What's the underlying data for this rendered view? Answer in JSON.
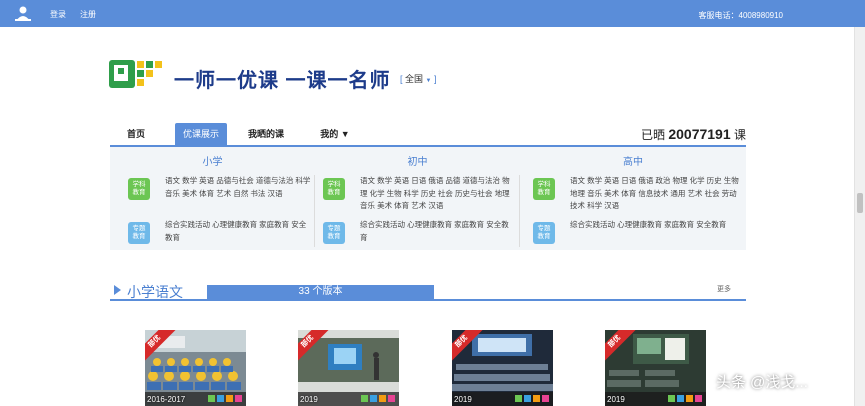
{
  "topbar": {
    "login": "登录",
    "register": "注册",
    "phone": "客服电话：4008980910"
  },
  "header": {
    "slogan": "一师一优课  一课一名师",
    "region": "全国"
  },
  "nav": {
    "tabs": [
      "首页",
      "优课展示",
      "我晒的课",
      "我的"
    ],
    "active_tab": "优课展示",
    "counter_prefix": "已晒",
    "counter_value": "20077191",
    "counter_suffix": "课"
  },
  "categories": [
    {
      "title": "小学",
      "subject_badge": "学科教育",
      "subjects": "语文 数学 英语 品德与社会 道德与法治 科学 音乐 美术 体育 艺术 自然 书法 汉语",
      "topic_badge": "专题教育",
      "topics": "综合实践活动 心理健康教育 家庭教育 安全教育"
    },
    {
      "title": "初中",
      "subject_badge": "学科教育",
      "subjects": "语文 数学 英语 日语 俄语 品德 道德与法治 物理 化学 生物 科学 历史 社会 历史与社会 地理 音乐 美术 体育 艺术 汉语",
      "topic_badge": "专题教育",
      "topics": "综合实践活动 心理健康教育 家庭教育 安全教育"
    },
    {
      "title": "高中",
      "subject_badge": "学科教育",
      "subjects": "语文 数学 英语 日语 俄语 政治 物理 化学 历史 生物 地理 音乐 美术 体育 信息技术 通用 艺术 社会 劳动技术 科学 汉语",
      "topic_badge": "专题教育",
      "topics": "综合实践活动 心理健康教育 家庭教育 安全教育"
    }
  ],
  "section": {
    "title": "小学语文",
    "versions": "33 个版本",
    "more": "更多"
  },
  "thumbnails": [
    {
      "ribbon": "部优",
      "year": "2016-2017"
    },
    {
      "ribbon": "部优",
      "year": "2019"
    },
    {
      "ribbon": "部优",
      "year": "2019"
    },
    {
      "ribbon": "部优",
      "year": "2019"
    }
  ],
  "watermark": "头条 @浅戈...",
  "colors": {
    "brand_blue": "#5a8dd9",
    "ribbon_red": "#d62a2a",
    "subject_green": "#6cc653",
    "topic_blue": "#6fb9e9"
  }
}
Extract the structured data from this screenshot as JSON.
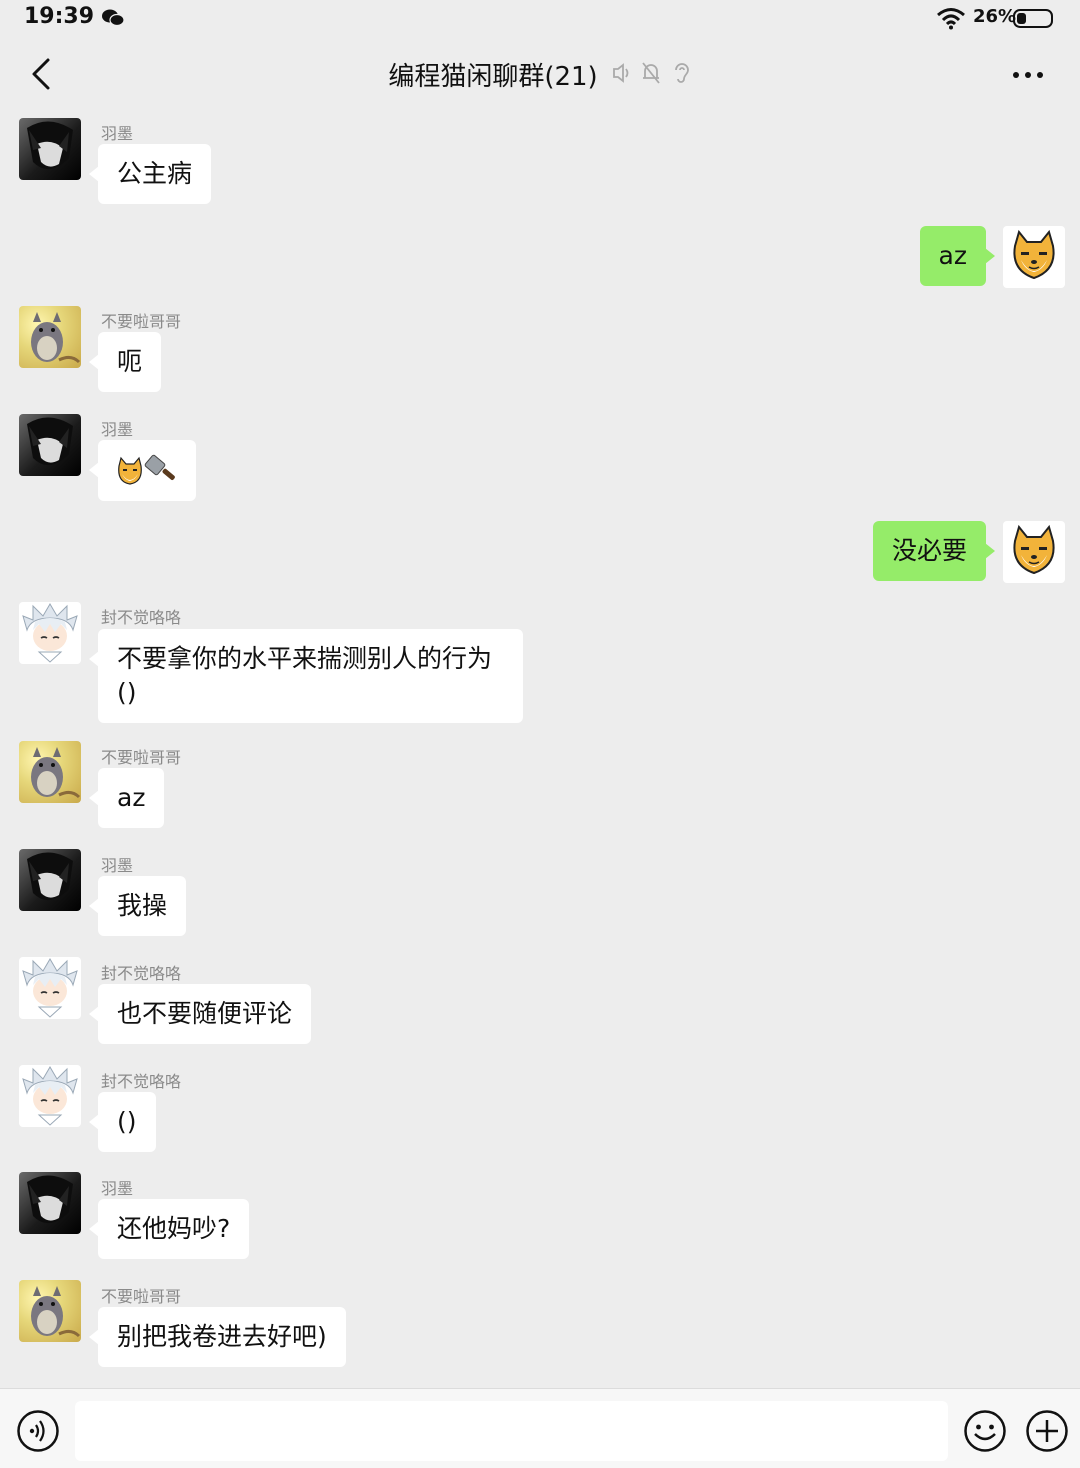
{
  "status_bar": {
    "time": "19:39",
    "battery": "26%"
  },
  "header": {
    "title": "编程猫闲聊群(21)"
  },
  "messages": [
    {
      "side": "left",
      "sender": "羽墨",
      "text": "公主病",
      "avatar": "dark-boy"
    },
    {
      "side": "right",
      "text": "az",
      "avatar": "shiba-dog"
    },
    {
      "side": "left",
      "sender": "不要啦哥哥",
      "text": "呃",
      "avatar": "totoro"
    },
    {
      "side": "left",
      "sender": "羽墨",
      "text": "",
      "emoji": "dog-and-cleaver",
      "avatar": "dark-boy"
    },
    {
      "side": "right",
      "text": "没必要",
      "avatar": "shiba-dog"
    },
    {
      "side": "left",
      "sender": "封不觉咯咯",
      "text": "不要拿你的水平来揣测别人的行为\n()",
      "avatar": "silver-hair"
    },
    {
      "side": "left",
      "sender": "不要啦哥哥",
      "text": "az",
      "avatar": "totoro"
    },
    {
      "side": "left",
      "sender": "羽墨",
      "text": "我操",
      "avatar": "dark-boy"
    },
    {
      "side": "left",
      "sender": "封不觉咯咯",
      "text": "也不要随便评论",
      "avatar": "silver-hair"
    },
    {
      "side": "left",
      "sender": "封不觉咯咯",
      "text": "()",
      "avatar": "silver-hair"
    },
    {
      "side": "left",
      "sender": "羽墨",
      "text": "还他妈吵?",
      "avatar": "dark-boy"
    },
    {
      "side": "left",
      "sender": "不要啦哥哥",
      "text": "别把我卷进去好吧)",
      "avatar": "totoro"
    }
  ],
  "input_bar": {
    "placeholder": ""
  },
  "colors": {
    "background": "#ededed",
    "bubble_self": "#95ec69",
    "bubble_other": "#ffffff"
  }
}
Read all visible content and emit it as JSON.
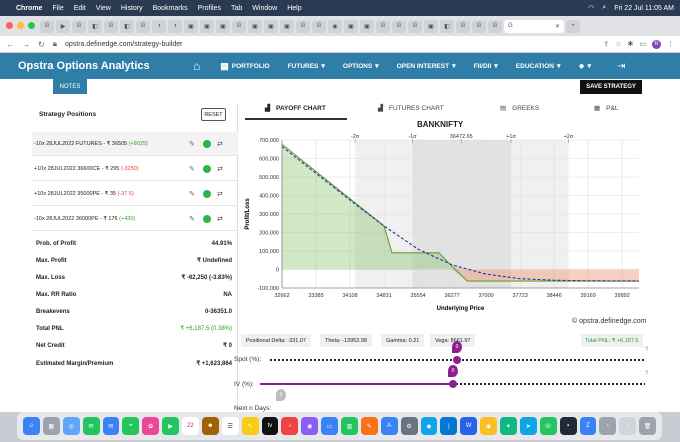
{
  "menubar": {
    "app": "Chrome",
    "items": [
      "File",
      "Edit",
      "View",
      "History",
      "Bookmarks",
      "Profiles",
      "Tab",
      "Window",
      "Help"
    ],
    "datetime": "Fri 22 Jul  11:05 AM"
  },
  "browser": {
    "url": "opstra.definedge.com/strategy-builder",
    "active_tab_icon": "G"
  },
  "app": {
    "brand": "Opstra Options Analytics",
    "nav": [
      "PORTFOLIO",
      "FUTURES",
      "OPTIONS",
      "OPEN INTEREST",
      "FII/DII",
      "EDUCATION"
    ],
    "notes": "NOTES",
    "save_strategy": "SAVE STRATEGY"
  },
  "positions": {
    "title": "Strategy Positions",
    "reset": "RESET",
    "items": [
      {
        "desc": "-10x  28JUL2022  FUTURES  - ₹ 36505",
        "chg": "(+9025)",
        "dir": "pos"
      },
      {
        "desc": "+10x  28JUL2022  36600CE  - ₹ 295",
        "chg": "(-3250)",
        "dir": "neg"
      },
      {
        "desc": "+10x  28JUL2022  35000PE  - ₹ 35",
        "chg": "(-37.5)",
        "dir": "neg"
      },
      {
        "desc": "-10x  28JUL2022  36000PE  - ₹ 176",
        "chg": "(+430)",
        "dir": "pos"
      }
    ]
  },
  "stats": [
    {
      "label": "Prob. of Profit",
      "value": "44.91%"
    },
    {
      "label": "Max. Profit",
      "value": "₹ Undefined"
    },
    {
      "label": "Max. Loss",
      "value": "₹ -62,250 (-3.83%)"
    },
    {
      "label": "Max. RR Ratio",
      "value": "NA"
    },
    {
      "label": "Breakevens",
      "value": "0-36351.0"
    },
    {
      "label": "Total PNL",
      "value": "₹ +6,187.5 (0.38%)"
    },
    {
      "label": "Net Credit",
      "value": "₹ 0"
    },
    {
      "label": "Estimated Margin/Premium",
      "value": "₹ +1,623,864"
    }
  ],
  "chart_tabs": [
    "PAYOFF CHART",
    "FUTURES CHART",
    "GREEKS",
    "P&L"
  ],
  "greeks": {
    "delta": "Positional Delta: -331.07",
    "theta": "Theta: -13953.98",
    "gamma": "Gamma: 0.21",
    "vega": "Vega: 8661.97",
    "total_pnl": "Total PNL: ₹ +6,187.5"
  },
  "sliders": {
    "spot_label": "Spot (%):",
    "iv_label": "IV (%):",
    "days_label": "Next n Days:",
    "spot_value": "0",
    "iv_value": "0",
    "days_value": "0"
  },
  "watermark": "© opstra.definedge.com",
  "colors": {
    "nav": "#2e7ea8",
    "profit": "#2a9d2a",
    "loss": "#e04040"
  },
  "chart_data": {
    "type": "area",
    "title": "BANKNIFTY",
    "xlabel": "Underlying Price",
    "ylabel": "Profit/Loss",
    "xlim": [
      32662,
      40250
    ],
    "ylim": [
      -100000,
      700000
    ],
    "x_ticks": [
      32662,
      33385,
      34108,
      34831,
      35554,
      36277,
      37000,
      37723,
      38446,
      39169,
      39892
    ],
    "y_ticks": [
      -100000,
      0,
      100000,
      200000,
      300000,
      400000,
      500000,
      600000,
      700000
    ],
    "sigma_labels": [
      {
        "label": "-2σ",
        "x": 34215
      },
      {
        "label": "-1σ",
        "x": 35435
      },
      {
        "label": "36472.65",
        "x": 36472
      },
      {
        "label": "+1σ",
        "x": 37530
      },
      {
        "label": "+2σ",
        "x": 38750
      }
    ],
    "series": [
      {
        "style": "solid",
        "x": [
          32662,
          34831,
          35000,
          35554,
          36000,
          36277,
          36600,
          40250
        ],
        "y": [
          677000,
          235000,
          90000,
          90000,
          90000,
          17000,
          -62250,
          -62250
        ]
      },
      {
        "style": "dashed",
        "x": [
          32662,
          33385,
          34108,
          34831,
          35554,
          36277,
          37000,
          37723,
          38446,
          39169,
          40250
        ],
        "y": [
          665000,
          520000,
          375000,
          235000,
          110000,
          25000,
          -25000,
          -50000,
          -58000,
          -61000,
          -62000
        ]
      }
    ]
  }
}
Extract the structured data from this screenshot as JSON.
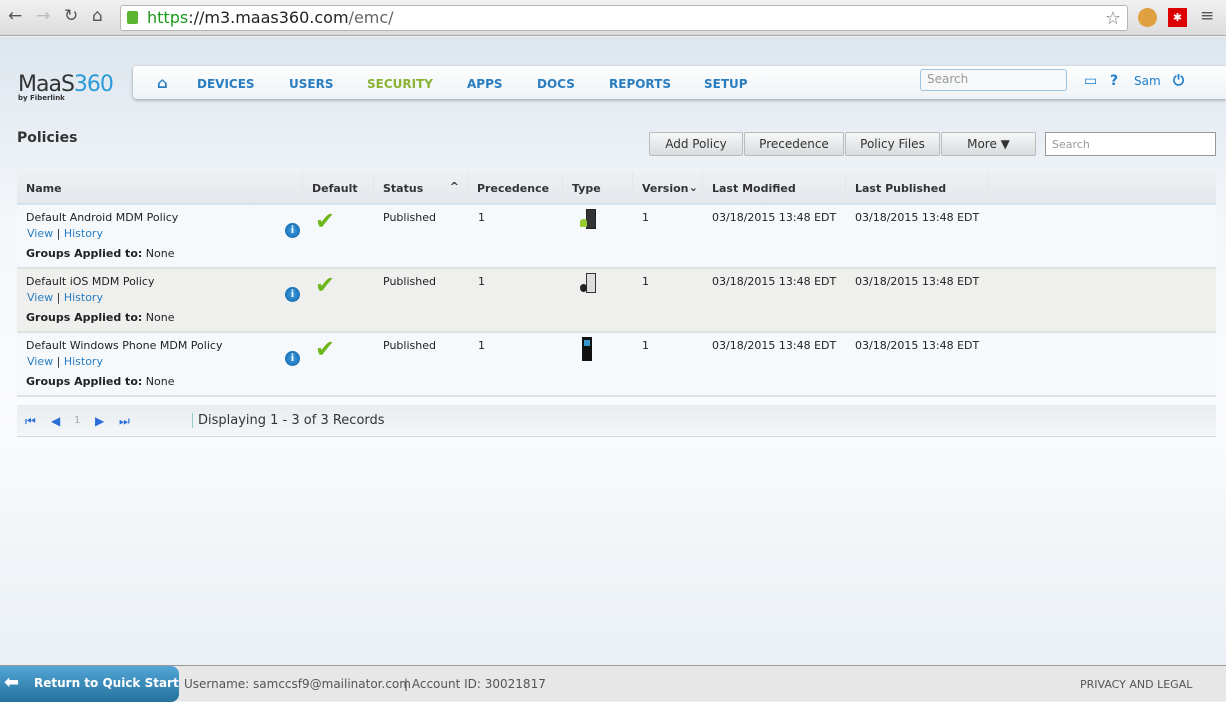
{
  "browser": {
    "url_scheme": "https",
    "url_host": "://m3.maas360.com",
    "url_path": "/emc/"
  },
  "logo": {
    "brand": "MaaS",
    "brand_num": "360",
    "sub": "by Fiberlink"
  },
  "nav": {
    "items": [
      "DEVICES",
      "USERS",
      "SECURITY",
      "APPS",
      "DOCS",
      "REPORTS",
      "SETUP"
    ],
    "active": "SECURITY",
    "search_placeholder": "Search",
    "user": "Sam"
  },
  "page": {
    "title": "Policies",
    "buttons": [
      "Add Policy",
      "Precedence",
      "Policy Files",
      "More ▼"
    ],
    "search_placeholder": "Search"
  },
  "table": {
    "columns": [
      "Name",
      "Default",
      "Status",
      "Precedence",
      "Type",
      "Version",
      "Last Modified",
      "Last Published"
    ],
    "rows": [
      {
        "name": "Default Android MDM Policy",
        "view": "View",
        "history": "History",
        "groups_label": "Groups Applied to:",
        "groups": "None",
        "status": "Published",
        "precedence": "1",
        "type": "android",
        "version": "1",
        "modified": "03/18/2015 13:48 EDT",
        "published": "03/18/2015 13:48 EDT"
      },
      {
        "name": "Default iOS MDM Policy",
        "view": "View",
        "history": "History",
        "groups_label": "Groups Applied to:",
        "groups": "None",
        "status": "Published",
        "precedence": "1",
        "type": "ios",
        "version": "1",
        "modified": "03/18/2015 13:48 EDT",
        "published": "03/18/2015 13:48 EDT"
      },
      {
        "name": "Default Windows Phone MDM Policy",
        "view": "View",
        "history": "History",
        "groups_label": "Groups Applied to:",
        "groups": "None",
        "status": "Published",
        "precedence": "1",
        "type": "windows-phone",
        "version": "1",
        "modified": "03/18/2015 13:48 EDT",
        "published": "03/18/2015 13:48 EDT"
      }
    ]
  },
  "pager": {
    "page": "1",
    "text": "Displaying 1 - 3 of 3 Records"
  },
  "footer": {
    "quick_start": "Return to Quick Start",
    "username": "Username:  samccsf9@mailinator.com",
    "account": "| Account ID:  30021817",
    "privacy": "PRIVACY AND LEGAL"
  }
}
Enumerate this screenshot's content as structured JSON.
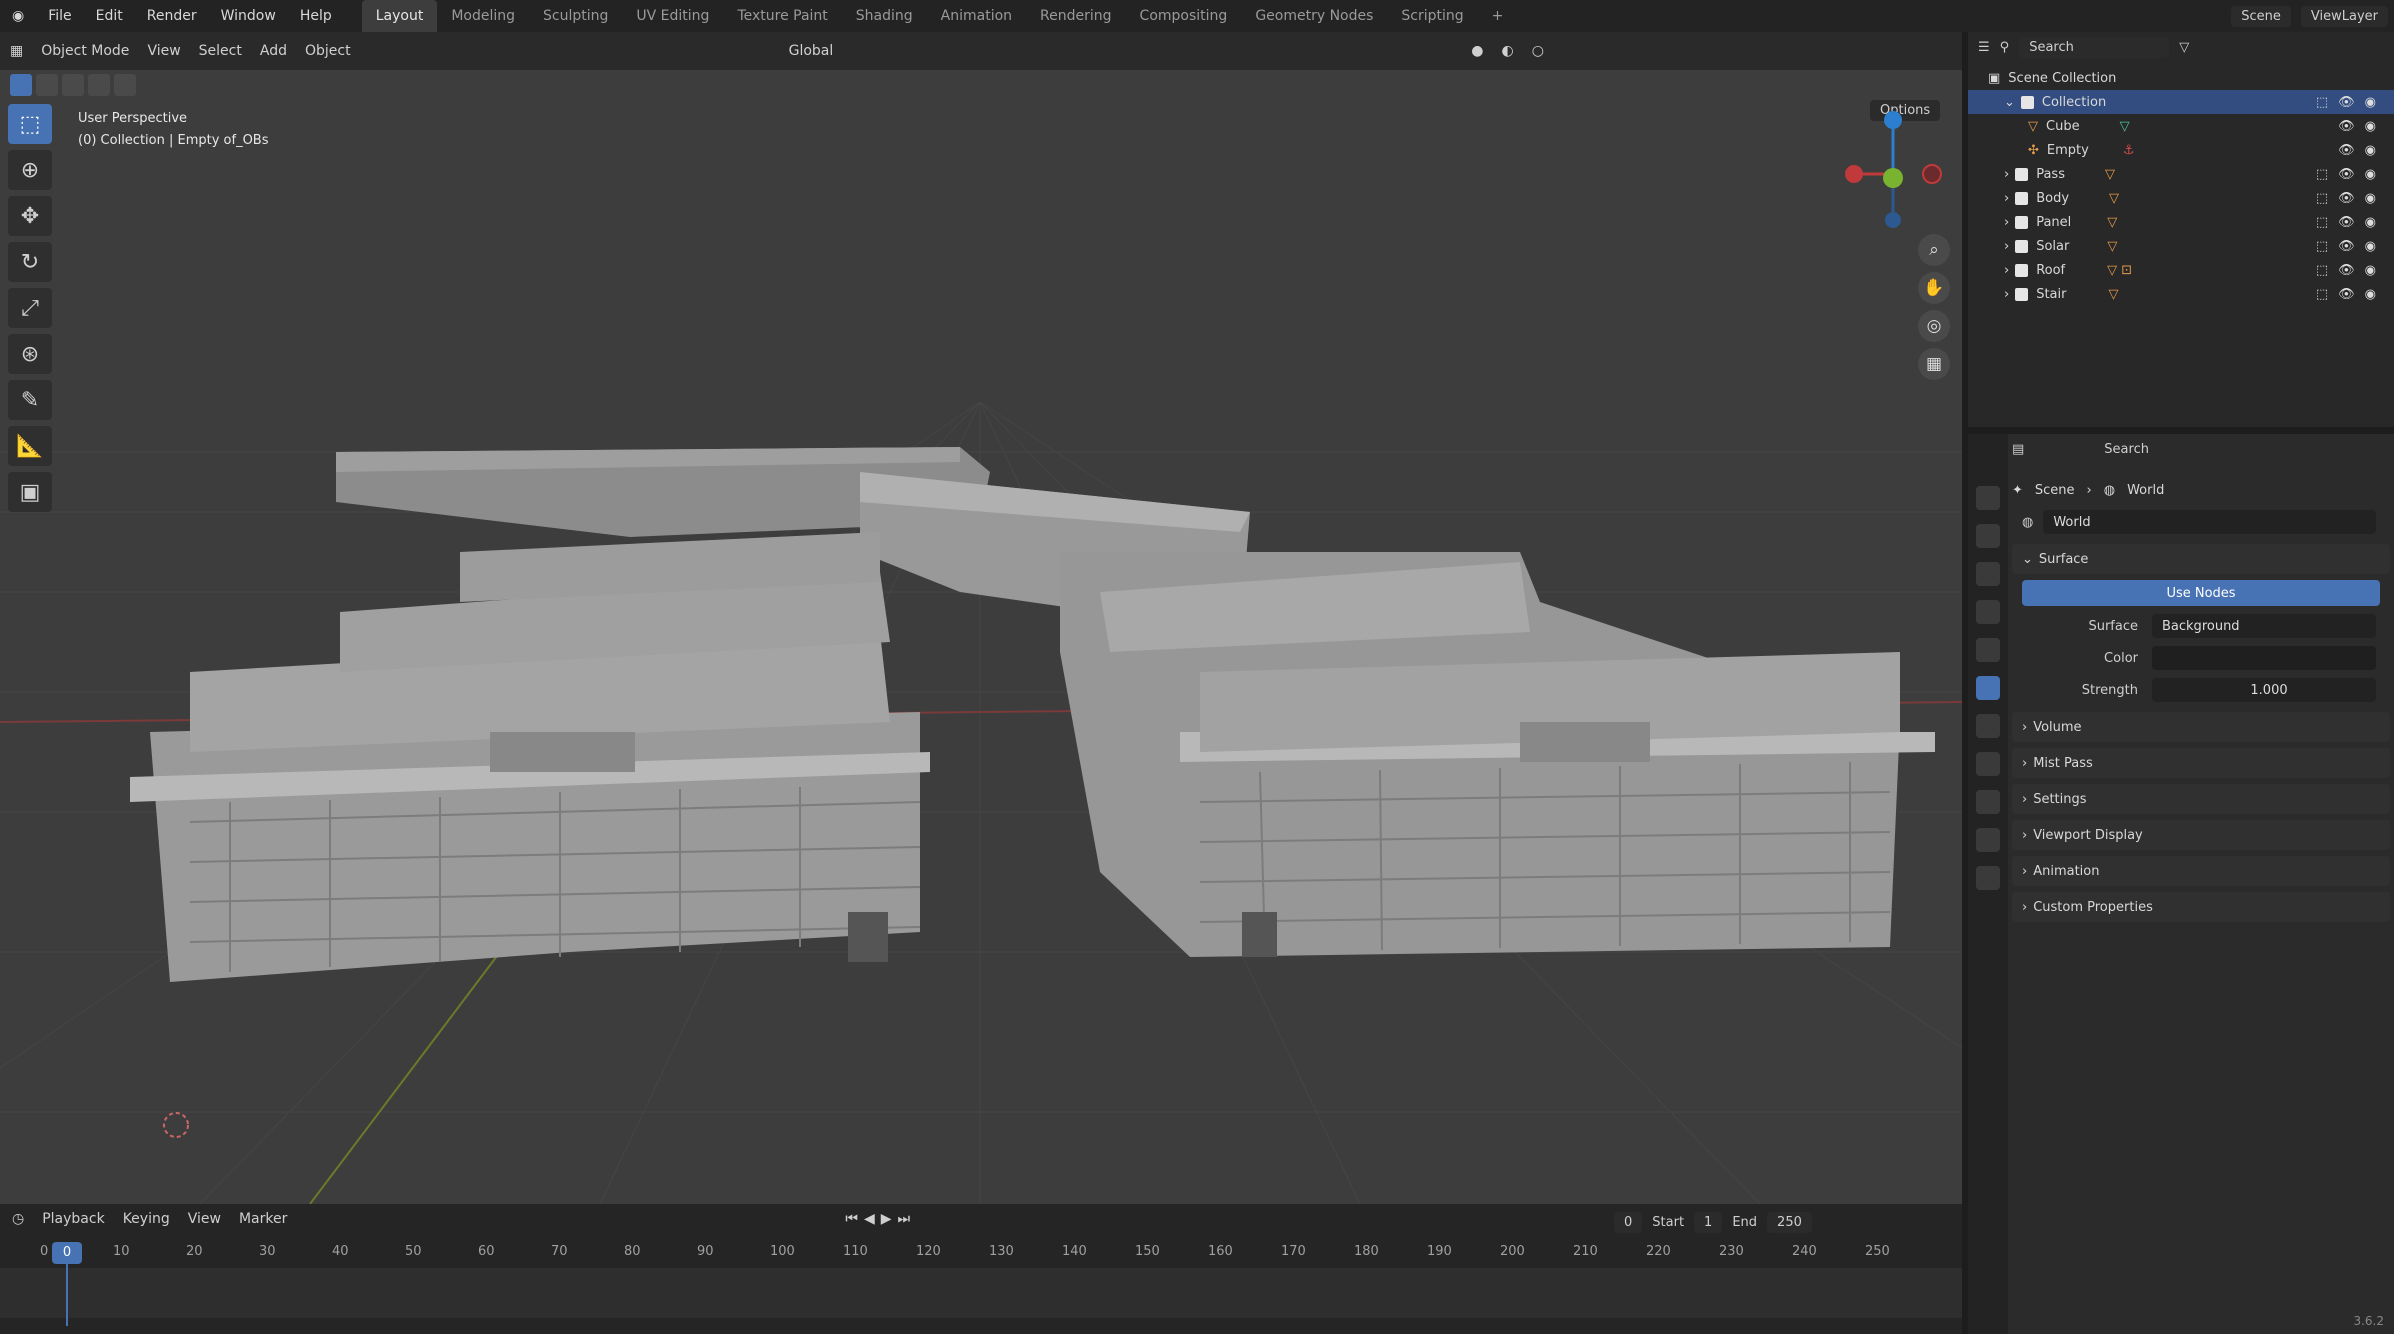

▸ PROBLEM TO WORK ON: Look through the records and count each line that holds "subjects". Write only the total.

▸ FULL RESPONSE: 3